**RECORDS PROVIDED**

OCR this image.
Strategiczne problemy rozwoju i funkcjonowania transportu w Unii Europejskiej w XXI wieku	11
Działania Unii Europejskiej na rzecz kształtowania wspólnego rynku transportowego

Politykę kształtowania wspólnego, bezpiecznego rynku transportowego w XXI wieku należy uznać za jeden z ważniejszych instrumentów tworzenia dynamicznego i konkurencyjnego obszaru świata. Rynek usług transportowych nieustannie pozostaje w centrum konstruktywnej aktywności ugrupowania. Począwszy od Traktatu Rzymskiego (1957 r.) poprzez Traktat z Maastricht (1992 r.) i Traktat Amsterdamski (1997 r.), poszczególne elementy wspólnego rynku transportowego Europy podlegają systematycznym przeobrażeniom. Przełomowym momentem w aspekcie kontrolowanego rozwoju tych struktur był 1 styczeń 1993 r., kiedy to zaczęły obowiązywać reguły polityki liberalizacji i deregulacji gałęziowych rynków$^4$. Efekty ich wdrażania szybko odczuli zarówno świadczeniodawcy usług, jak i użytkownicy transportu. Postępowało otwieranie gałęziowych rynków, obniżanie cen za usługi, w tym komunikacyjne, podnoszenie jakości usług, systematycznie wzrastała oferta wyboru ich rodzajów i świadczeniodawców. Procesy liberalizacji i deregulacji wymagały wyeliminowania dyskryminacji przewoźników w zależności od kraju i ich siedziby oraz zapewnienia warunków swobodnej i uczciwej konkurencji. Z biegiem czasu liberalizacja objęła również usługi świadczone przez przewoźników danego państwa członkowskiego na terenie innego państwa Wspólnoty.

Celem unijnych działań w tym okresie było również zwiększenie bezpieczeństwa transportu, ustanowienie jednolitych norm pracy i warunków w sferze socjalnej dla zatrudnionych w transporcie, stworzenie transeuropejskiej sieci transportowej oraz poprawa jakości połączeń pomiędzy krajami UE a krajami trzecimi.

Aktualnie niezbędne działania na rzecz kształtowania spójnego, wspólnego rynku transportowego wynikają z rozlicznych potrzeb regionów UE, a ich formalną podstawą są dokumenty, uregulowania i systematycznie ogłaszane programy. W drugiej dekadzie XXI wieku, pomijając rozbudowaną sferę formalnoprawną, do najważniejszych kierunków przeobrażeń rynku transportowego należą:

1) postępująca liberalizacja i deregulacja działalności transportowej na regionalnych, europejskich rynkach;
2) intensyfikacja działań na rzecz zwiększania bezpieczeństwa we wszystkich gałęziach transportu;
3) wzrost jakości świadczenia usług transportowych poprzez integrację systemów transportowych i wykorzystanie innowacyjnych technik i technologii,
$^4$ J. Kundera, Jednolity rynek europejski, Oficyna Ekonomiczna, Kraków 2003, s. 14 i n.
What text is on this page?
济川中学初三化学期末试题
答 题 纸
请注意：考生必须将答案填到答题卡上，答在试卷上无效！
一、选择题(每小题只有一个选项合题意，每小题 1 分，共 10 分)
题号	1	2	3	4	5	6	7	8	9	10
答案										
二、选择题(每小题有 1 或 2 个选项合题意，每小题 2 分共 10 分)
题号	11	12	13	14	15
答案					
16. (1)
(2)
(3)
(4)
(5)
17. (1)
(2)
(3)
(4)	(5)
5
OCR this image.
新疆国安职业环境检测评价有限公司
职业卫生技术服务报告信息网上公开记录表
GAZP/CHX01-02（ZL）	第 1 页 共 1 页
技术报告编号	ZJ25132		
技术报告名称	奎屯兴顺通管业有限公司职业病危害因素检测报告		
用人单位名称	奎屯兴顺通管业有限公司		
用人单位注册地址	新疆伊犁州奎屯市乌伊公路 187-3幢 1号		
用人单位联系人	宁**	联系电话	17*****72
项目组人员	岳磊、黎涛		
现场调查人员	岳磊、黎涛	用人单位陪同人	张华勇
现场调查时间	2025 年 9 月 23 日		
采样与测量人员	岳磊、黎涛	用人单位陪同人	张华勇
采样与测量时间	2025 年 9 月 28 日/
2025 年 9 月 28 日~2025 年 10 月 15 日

**OBJECTIVE**
Identify every line above that includes the word "用人单位陪同人", and show those lines.

**WRITTEN SOLUTION**
现场调查人员	岳磊、黎涛	用人单位陪同人	张华勇
采样与测量人员	岳磊、黎涛	用人单位陪同人	张华勇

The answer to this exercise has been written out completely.